WHAT IS BEING ASKED: Set down the records once more, please, exactly and with the pictures left out.

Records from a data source
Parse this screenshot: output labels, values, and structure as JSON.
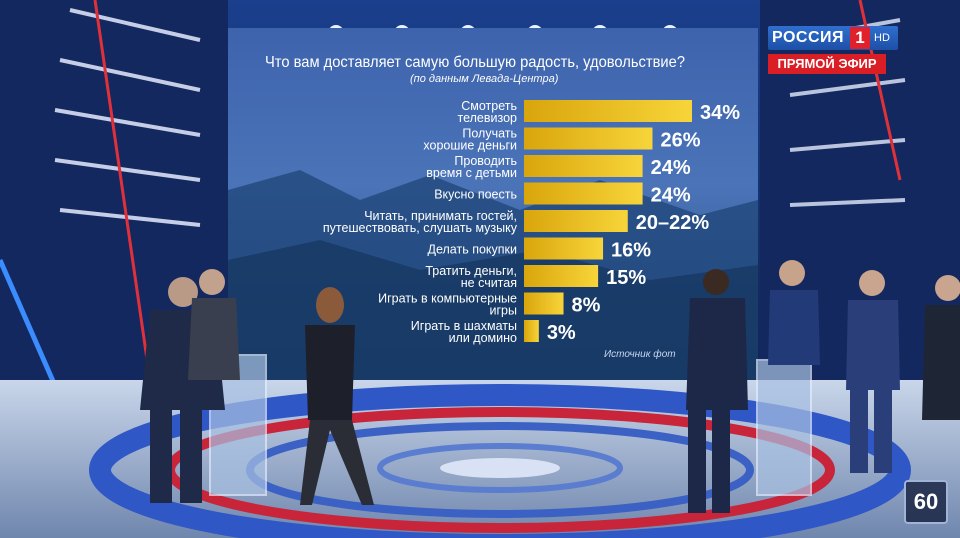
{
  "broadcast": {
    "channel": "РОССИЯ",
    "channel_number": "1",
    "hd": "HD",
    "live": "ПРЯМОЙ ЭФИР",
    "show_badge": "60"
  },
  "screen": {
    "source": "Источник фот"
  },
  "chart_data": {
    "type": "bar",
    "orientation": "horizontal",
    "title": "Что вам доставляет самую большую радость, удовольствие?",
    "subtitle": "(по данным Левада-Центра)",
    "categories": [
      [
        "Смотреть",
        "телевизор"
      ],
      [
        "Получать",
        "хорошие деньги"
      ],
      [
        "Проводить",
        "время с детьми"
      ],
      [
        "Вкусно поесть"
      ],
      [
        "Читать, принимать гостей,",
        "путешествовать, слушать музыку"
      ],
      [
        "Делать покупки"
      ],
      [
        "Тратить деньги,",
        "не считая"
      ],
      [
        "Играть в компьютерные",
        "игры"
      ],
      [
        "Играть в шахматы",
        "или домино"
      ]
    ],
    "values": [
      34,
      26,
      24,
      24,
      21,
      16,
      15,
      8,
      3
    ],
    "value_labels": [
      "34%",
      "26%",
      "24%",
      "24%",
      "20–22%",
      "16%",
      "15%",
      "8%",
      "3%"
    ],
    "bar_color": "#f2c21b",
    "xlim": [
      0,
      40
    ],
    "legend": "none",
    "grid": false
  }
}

RESPONSE:
Parse this screenshot: output labels, values, and structure as JSON.
{
  "broadcast": {
    "channel": "РОССИЯ",
    "channel_number": "1",
    "hd": "HD",
    "live": "ПРЯМОЙ ЭФИР",
    "show_badge": "60"
  },
  "screen": {
    "source": "Источник фот"
  },
  "chart_data": {
    "type": "bar",
    "orientation": "horizontal",
    "title": "Что вам доставляет самую большую радость, удовольствие?",
    "subtitle": "(по данным Левада-Центра)",
    "categories": [
      [
        "Смотреть",
        "телевизор"
      ],
      [
        "Получать",
        "хорошие деньги"
      ],
      [
        "Проводить",
        "время с детьми"
      ],
      [
        "Вкусно поесть"
      ],
      [
        "Читать, принимать гостей,",
        "путешествовать, слушать музыку"
      ],
      [
        "Делать покупки"
      ],
      [
        "Тратить деньги,",
        "не считая"
      ],
      [
        "Играть в компьютерные",
        "игры"
      ],
      [
        "Играть в шахматы",
        "или домино"
      ]
    ],
    "values": [
      34,
      26,
      24,
      24,
      21,
      16,
      15,
      8,
      3
    ],
    "value_labels": [
      "34%",
      "26%",
      "24%",
      "24%",
      "20–22%",
      "16%",
      "15%",
      "8%",
      "3%"
    ],
    "bar_color": "#f2c21b",
    "xlim": [
      0,
      40
    ],
    "legend": "none",
    "grid": false
  }
}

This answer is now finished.